Exercise description:
Retype the whole listing verbatim and keep the pictures out of it.

Stored items
----

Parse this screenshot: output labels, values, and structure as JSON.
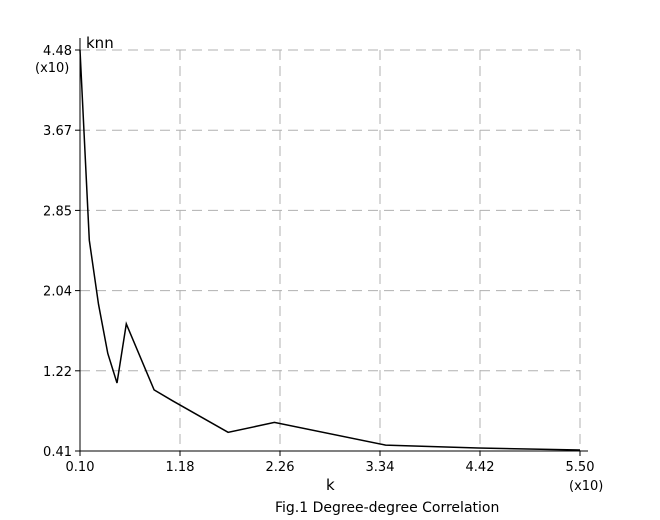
{
  "chart_data": {
    "type": "line",
    "caption": "Fig.1 Degree-degree Correlation",
    "xlabel": "k",
    "ylabel": "knn",
    "x_multiplier": "(x10)",
    "y_multiplier": "(x10)",
    "xlim": [
      0.1,
      5.5
    ],
    "ylim": [
      0.41,
      4.48
    ],
    "x_ticks": [
      "0.10",
      "1.18",
      "2.26",
      "3.34",
      "4.42",
      "5.50"
    ],
    "y_ticks": [
      "0.41",
      "1.22",
      "2.04",
      "2.85",
      "3.67",
      "4.48"
    ],
    "grid": true,
    "grid_style": "dashed",
    "line_color": "#000000",
    "grid_color": "#b0b0b0",
    "series": [
      {
        "x": [
          0.1,
          0.2,
          0.3,
          0.4,
          0.5,
          0.6,
          0.9,
          1.1,
          1.7,
          2.0,
          2.2,
          3.4,
          4.4,
          5.5
        ],
        "y": [
          4.48,
          2.55,
          1.9,
          1.4,
          1.1,
          1.7,
          1.03,
          0.92,
          0.6,
          0.66,
          0.7,
          0.47,
          0.44,
          0.42
        ]
      }
    ]
  }
}
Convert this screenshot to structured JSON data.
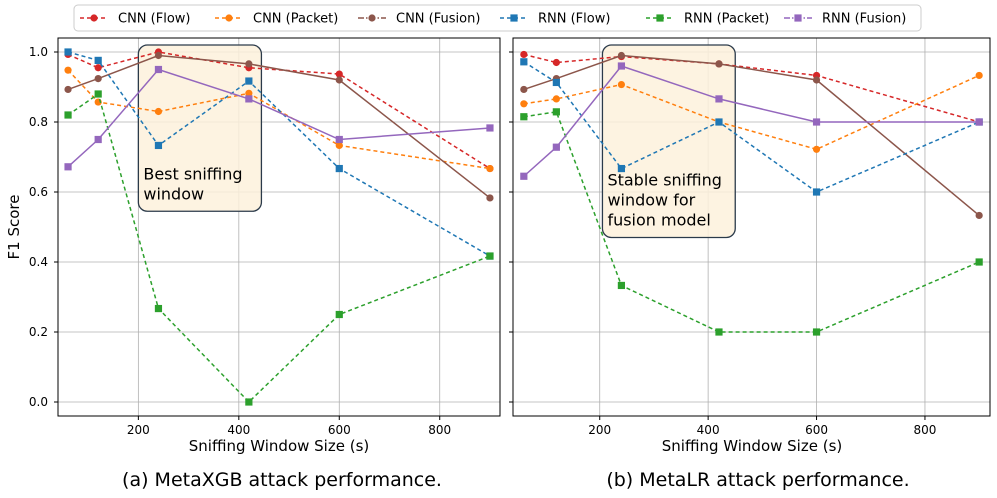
{
  "legend": [
    {
      "name": "CNN (Flow)",
      "color": "#d62728",
      "marker": "circle",
      "dash": "dashed"
    },
    {
      "name": "CNN (Packet)",
      "color": "#ff7f0e",
      "marker": "circle",
      "dash": "dashed"
    },
    {
      "name": "CNN (Fusion)",
      "color": "#8c564b",
      "marker": "circle",
      "dash": "solid"
    },
    {
      "name": "RNN (Flow)",
      "color": "#1f77b4",
      "marker": "square",
      "dash": "dashed"
    },
    {
      "name": "RNN (Packet)",
      "color": "#2ca02c",
      "marker": "square",
      "dash": "dashed"
    },
    {
      "name": "RNN (Fusion)",
      "color": "#9467bd",
      "marker": "square",
      "dash": "solid"
    }
  ],
  "chart_data": [
    {
      "type": "line",
      "caption": "(a) MetaXGB attack performance.",
      "xlabel": "Sniffing Window Size (s)",
      "ylabel": "F1 Score",
      "xlim": [
        40,
        920
      ],
      "ylim": [
        -0.04,
        1.04
      ],
      "xticks": [
        200,
        400,
        600,
        800
      ],
      "yticks": [
        0.0,
        0.2,
        0.4,
        0.6,
        0.8,
        1.0
      ],
      "x": [
        60,
        120,
        240,
        420,
        600,
        900
      ],
      "series": [
        {
          "name": "CNN (Flow)",
          "values": [
            0.993,
            0.955,
            1.0,
            0.955,
            0.937,
            0.667
          ]
        },
        {
          "name": "CNN (Packet)",
          "values": [
            0.948,
            0.857,
            0.83,
            0.882,
            0.733,
            0.667
          ]
        },
        {
          "name": "CNN (Fusion)",
          "values": [
            0.893,
            0.924,
            0.99,
            0.966,
            0.92,
            0.583
          ]
        },
        {
          "name": "RNN (Flow)",
          "values": [
            1.0,
            0.976,
            0.733,
            0.917,
            0.667,
            0.417
          ]
        },
        {
          "name": "RNN (Packet)",
          "values": [
            0.82,
            0.88,
            0.267,
            0.0,
            0.25,
            0.417
          ]
        },
        {
          "name": "RNN (Fusion)",
          "values": [
            0.672,
            0.75,
            0.95,
            0.866,
            0.75,
            0.783
          ]
        }
      ],
      "highlight": {
        "x_range": [
          200,
          445
        ],
        "y_range": [
          0.545,
          1.02
        ],
        "text": [
          "Best sniffing",
          "window"
        ]
      }
    },
    {
      "type": "line",
      "caption": "(b) MetaLR attack performance.",
      "xlabel": "Sniffing Window Size (s)",
      "ylabel": "",
      "xlim": [
        40,
        920
      ],
      "ylim": [
        -0.04,
        1.04
      ],
      "xticks": [
        200,
        400,
        600,
        800
      ],
      "yticks": [
        0.0,
        0.2,
        0.4,
        0.6,
        0.8,
        1.0
      ],
      "x": [
        60,
        120,
        240,
        420,
        600,
        900
      ],
      "series": [
        {
          "name": "CNN (Flow)",
          "values": [
            0.993,
            0.97,
            0.987,
            0.966,
            0.933,
            0.8
          ]
        },
        {
          "name": "CNN (Packet)",
          "values": [
            0.852,
            0.866,
            0.907,
            0.8,
            0.722,
            0.933
          ]
        },
        {
          "name": "CNN (Fusion)",
          "values": [
            0.893,
            0.924,
            0.99,
            0.966,
            0.92,
            0.533
          ]
        },
        {
          "name": "RNN (Flow)",
          "values": [
            0.972,
            0.913,
            0.667,
            0.8,
            0.6,
            0.8
          ]
        },
        {
          "name": "RNN (Packet)",
          "values": [
            0.815,
            0.829,
            0.333,
            0.2,
            0.2,
            0.4
          ]
        },
        {
          "name": "RNN (Fusion)",
          "values": [
            0.645,
            0.728,
            0.96,
            0.866,
            0.8,
            0.8
          ]
        }
      ],
      "highlight": {
        "x_range": [
          205,
          450
        ],
        "y_range": [
          0.47,
          1.02
        ],
        "text": [
          "Stable sniffing",
          "window for",
          "fusion model"
        ]
      }
    }
  ]
}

----

Full solution:
Parse this screenshot: output labels, values, and structure as JSON.
{
  "chart_data": {
    "type": "line",
    "caption": "Fig.1 Degree-degree Correlation",
    "xlabel": "k",
    "ylabel": "knn",
    "x_multiplier": "(x10)",
    "y_multiplier": "(x10)",
    "xlim": [
      0.1,
      5.5
    ],
    "ylim": [
      0.41,
      4.48
    ],
    "x_ticks": [
      "0.10",
      "1.18",
      "2.26",
      "3.34",
      "4.42",
      "5.50"
    ],
    "y_ticks": [
      "0.41",
      "1.22",
      "2.04",
      "2.85",
      "3.67",
      "4.48"
    ],
    "grid": true,
    "grid_style": "dashed",
    "line_color": "#000000",
    "grid_color": "#b0b0b0",
    "series": [
      {
        "x": [
          0.1,
          0.2,
          0.3,
          0.4,
          0.5,
          0.6,
          0.9,
          1.1,
          1.7,
          2.0,
          2.2,
          3.4,
          4.4,
          5.5
        ],
        "y": [
          4.48,
          2.55,
          1.9,
          1.4,
          1.1,
          1.7,
          1.03,
          0.92,
          0.6,
          0.66,
          0.7,
          0.47,
          0.44,
          0.42
        ]
      }
    ]
  }
}
Convert this screenshot to structured JSON data.
{
  "legend": [
    {
      "name": "CNN (Flow)",
      "color": "#d62728",
      "marker": "circle",
      "dash": "dashed"
    },
    {
      "name": "CNN (Packet)",
      "color": "#ff7f0e",
      "marker": "circle",
      "dash": "dashed"
    },
    {
      "name": "CNN (Fusion)",
      "color": "#8c564b",
      "marker": "circle",
      "dash": "solid"
    },
    {
      "name": "RNN (Flow)",
      "color": "#1f77b4",
      "marker": "square",
      "dash": "dashed"
    },
    {
      "name": "RNN (Packet)",
      "color": "#2ca02c",
      "marker": "square",
      "dash": "dashed"
    },
    {
      "name": "RNN (Fusion)",
      "color": "#9467bd",
      "marker": "square",
      "dash": "solid"
    }
  ],
  "chart_data": [
    {
      "type": "line",
      "caption": "(a) MetaXGB attack performance.",
      "xlabel": "Sniffing Window Size (s)",
      "ylabel": "F1 Score",
      "xlim": [
        40,
        920
      ],
      "ylim": [
        -0.04,
        1.04
      ],
      "xticks": [
        200,
        400,
        600,
        800
      ],
      "yticks": [
        0.0,
        0.2,
        0.4,
        0.6,
        0.8,
        1.0
      ],
      "x": [
        60,
        120,
        240,
        420,
        600,
        900
      ],
      "series": [
        {
          "name": "CNN (Flow)",
          "values": [
            0.993,
            0.955,
            1.0,
            0.955,
            0.937,
            0.667
          ]
        },
        {
          "name": "CNN (Packet)",
          "values": [
            0.948,
            0.857,
            0.83,
            0.882,
            0.733,
            0.667
          ]
        },
        {
          "name": "CNN (Fusion)",
          "values": [
            0.893,
            0.924,
            0.99,
            0.966,
            0.92,
            0.583
          ]
        },
        {
          "name": "RNN (Flow)",
          "values": [
            1.0,
            0.976,
            0.733,
            0.917,
            0.667,
            0.417
          ]
        },
        {
          "name": "RNN (Packet)",
          "values": [
            0.82,
            0.88,
            0.267,
            0.0,
            0.25,
            0.417
          ]
        },
        {
          "name": "RNN (Fusion)",
          "values": [
            0.672,
            0.75,
            0.95,
            0.866,
            0.75,
            0.783
          ]
        }
      ],
      "highlight": {
        "x_range": [
          200,
          445
        ],
        "y_range": [
          0.545,
          1.02
        ],
        "text": [
          "Best sniffing",
          "window"
        ]
      }
    },
    {
      "type": "line",
      "caption": "(b) MetaLR attack performance.",
      "xlabel": "Sniffing Window Size (s)",
      "ylabel": "",
      "xlim": [
        40,
        920
      ],
      "ylim": [
        -0.04,
        1.04
      ],
      "xticks": [
        200,
        400,
        600,
        800
      ],
      "yticks": [
        0.0,
        0.2,
        0.4,
        0.6,
        0.8,
        1.0
      ],
      "x": [
        60,
        120,
        240,
        420,
        600,
        900
      ],
      "series": [
        {
          "name": "CNN (Flow)",
          "values": [
            0.993,
            0.97,
            0.987,
            0.966,
            0.933,
            0.8
          ]
        },
        {
          "name": "CNN (Packet)",
          "values": [
            0.852,
            0.866,
            0.907,
            0.8,
            0.722,
            0.933
          ]
        },
        {
          "name": "CNN (Fusion)",
          "values": [
            0.893,
            0.924,
            0.99,
            0.966,
            0.92,
            0.533
          ]
        },
        {
          "name": "RNN (Flow)",
          "values": [
            0.972,
            0.913,
            0.667,
            0.8,
            0.6,
            0.8
          ]
        },
        {
          "name": "RNN (Packet)",
          "values": [
            0.815,
            0.829,
            0.333,
            0.2,
            0.2,
            0.4
          ]
        },
        {
          "name": "RNN (Fusion)",
          "values": [
            0.645,
            0.728,
            0.96,
            0.866,
            0.8,
            0.8
          ]
        }
      ],
      "highlight": {
        "x_range": [
          205,
          450
        ],
        "y_range": [
          0.47,
          1.02
        ],
        "text": [
          "Stable sniffing",
          "window for",
          "fusion model"
        ]
      }
    }
  ]
}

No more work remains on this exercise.